══ Textausschnitt ══
Wie wird man Lobbyist?
Um für ein Unternehmen oder einen Verband Lobbyarbeit zu betreiben, muss man keine bestimmte Ausbildung machen oder ein spezielles Fach studieren. Zwar gibt es an manchen Hochschulen, etwa in Berlin oder Maastricht, Public-Affairs-Studiengänge, die Studenten auf eine Karriere als Lobbyist vorbereiten sollen. Wer Lobbyist/in werden möchte, kann aber auch Jura, Wirtschafts-, Politik- oder Kommunikationswissenschaften studieren – oder ein Fach, das zu der Branche passt, deren Interessen man später einmal vertreten möchte. Wichtiger als das Studienfach ist es, dass Lobbyisten kommunikativ sind und nachvollziehen können, wie Politik funktioniert. Diese Kompetenzen kann man schon früh erlernen: zum Beispiel als Mitglied in einem Verein, der Jugendorganisation einer Partei oder einem Jugendparlament.
Seit ich denken kann, habe ich immer Zeitung gelesen und mich für politische Themen interessiert. Da lag es nahe, später mal einen Beruf zu ergreifen, der im weitesten Sinne mit Politik zu tun hat. Ich habe im Bachelor Medienwirtschaft und im Master Europäische Wirtschaft studiert und als Werkstudent in einem Fintech, in einem Start-up in der Finanzbranche, gearbeitet. Jetzt im Verband arbeite ich an der Schnittstelle zwischen Politik und Wirtschaft – und finde diese Mischung eigentlich optimal.
„Es kann nicht im Interesse der deutschen Politik sein, wenn Gründer ins Silicon Valley abwandern“
An einem Arbeitstag sitze ich von morgens bis abends im Büro und bearbeite Anfragen, an einem anderen bin ich die ganze Zeit unterwegs und spreche mit unseren Mitgliederunternehmen oder treffe mich mit Mitgliedern des Bundestags in Abgeordnetenbüros, der Bundestagskantine oder bei uns im Büro. Dabei versuche ich, den Politikern nahezubringen, welche Probleme die Start-ups in Deutschland bewältigen müssen und wie die Politik die Rahmenbedingungen verbessern könnte. Unter anderem wollen wir erreichen, dass Gründer leichter an Kapital kommen können, um ihre Geschäftsideen zu finanzieren. Dabei argumentiere ich zum Beispiel, dass es nicht im Interesse der deutschen Politik sein kann, wenn Gründer ins Silicon Valley abwandern. Dort kommen sie derzeit nämlich leichter an Geld von Wagniskapitalgebern als hierzulande.
Ich glaube, dass aber auch die Abgeordneten etwas davon haben, mit uns Interessenvertretern zu sprechen. Wir stellen den inhaltlichen Draht zur Branche her und weisen auf Themen und Probleme hin, die sie bis dahin vielleicht noch nicht auf dem Schirm hatten.
═══
* _Aufgaben_:
[a] Stimmen diese Aussagen mit dem Textausschnitt zum Lobbyistenberuf überein? Beantworten Sie jede mit Ja oder Nein und zitieren Sie die entscheidenden Worte wörtlich.
(i) Wer Lobbyist werden will, muss ein bestimmtes Fach studieren.
(ii) Die Ich-Person hat im Master Europäische Wirtschaft studiert.
(iii) Im Silicon Valley kommen Gründer derzeit leichter an Geld von Wagniskapitalgebern als in Deutschland.
[b] Wie könnte der Textausschnitt zum Lobbyistenberuf nach seinem letzten Satz weitergehen? Führen Sie ihn weiter.
Das Material spielt hierfür keine Rolle.
══ Angezeigte Informationen ══
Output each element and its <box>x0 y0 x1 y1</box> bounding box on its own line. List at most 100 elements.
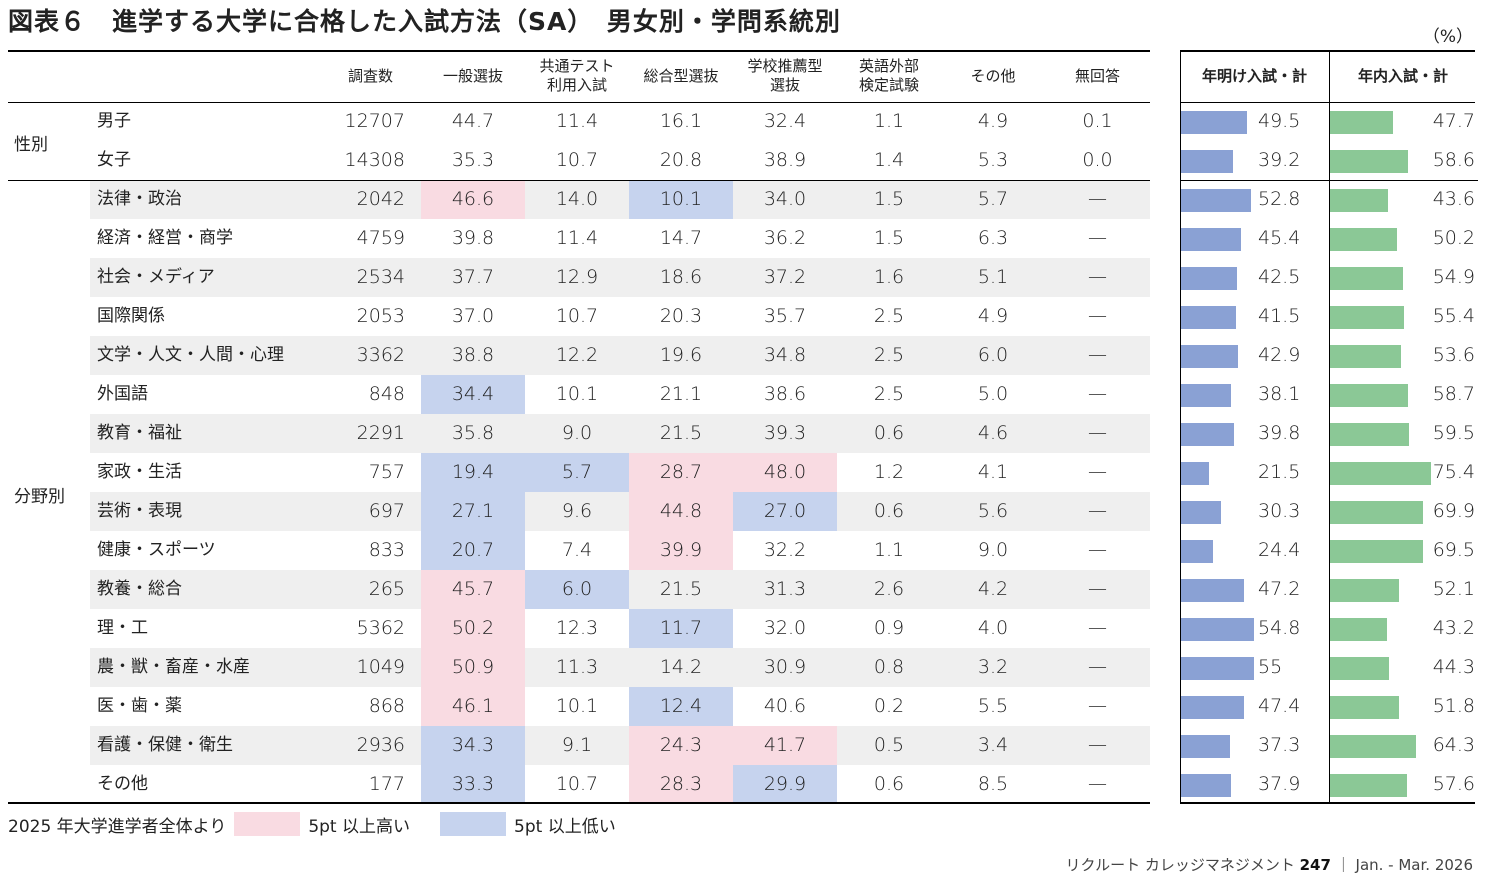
═══
══ Angezeigte Informationen ══
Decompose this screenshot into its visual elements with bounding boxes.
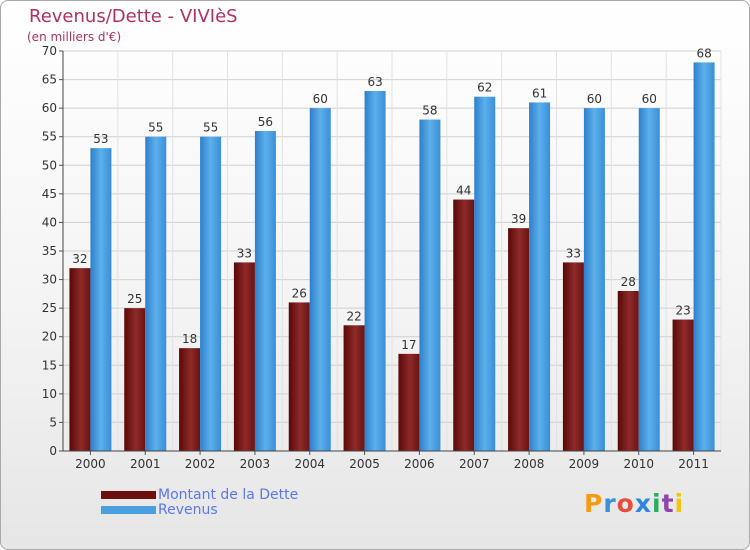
═══
* _Lösungen_:
[a]
(i) Nein: „muss man keine bestimmte Ausbildung machen oder ein spezielles Fach studieren“
(ii) Ja: „im Master Europäische Wirtschaft studiert“
(iii) Ja: „Dort kommen sie derzeit nämlich leichter an Geld von Wagniskapitalgebern als hierzulande.“

[b]
„Mit Themen wie Tabak, Rüstung oder Atomenergie schmückt sich kein Politiker gerne, mit Start-ups hingegen schon“
Wenn ich mich mit Abgeordneten treffe, läuft das meist recht formell ab. Man trifft sich zwar auch mal auf einem Sommerempfang zu einem Bier, aber das Inhaltliche besprechen wir eher während der Arbeitszeit. Es kommt aber schon mal vor, dass ich mich über Twitter mit einem Politiker zum Gespräch verabrede, weil er gerade etwas zu einem Thema gepostet hat, das unsere Branche betrifft. Wir sind ein kleiner Verband mit 15 Leuten. Wir können keine Feste mit Kaviar für die Politiker ausrichten, so wie man sich das vielleicht klischeehaft vorstellt.
Ich habe das Privileg, in einer Hype-Branche zu arbeiten. Mit Themen wie Tabak, Rüstung oder Atomenergie schmückt sich kein Politiker gerne, mit Start-ups hingegen schon. Deshalb melden sich viele Journalisten und Politiker aktiv bei uns. Das öffnet manche Tür, doch wenn es ums Handfeste geht, also darum, dass unsere Vorschläge auch umgesetzt werden, klappt nicht mehr alles so einfach. Das ist ja auch richtig, denn ein neues Gesetz mag unserer Branche nützen, aber beispielsweise für große Konzerne nicht unbedingt von Vorteil sein. Daher besteht Politik eben aus Kompromissen.
Was verdienen Lobbyisten?
In Deutschland können Berufsanfänger mit einem Brutto-Einstiegsgehalt ab etwa 35.000 Euro pro Jahr rechnen. Mit den Berufsjahren steigt auch das Gehalt: Erfahrene Lobbyisten in Spitzenfunktionen können mehrere Hunderttausend Euro verdienen.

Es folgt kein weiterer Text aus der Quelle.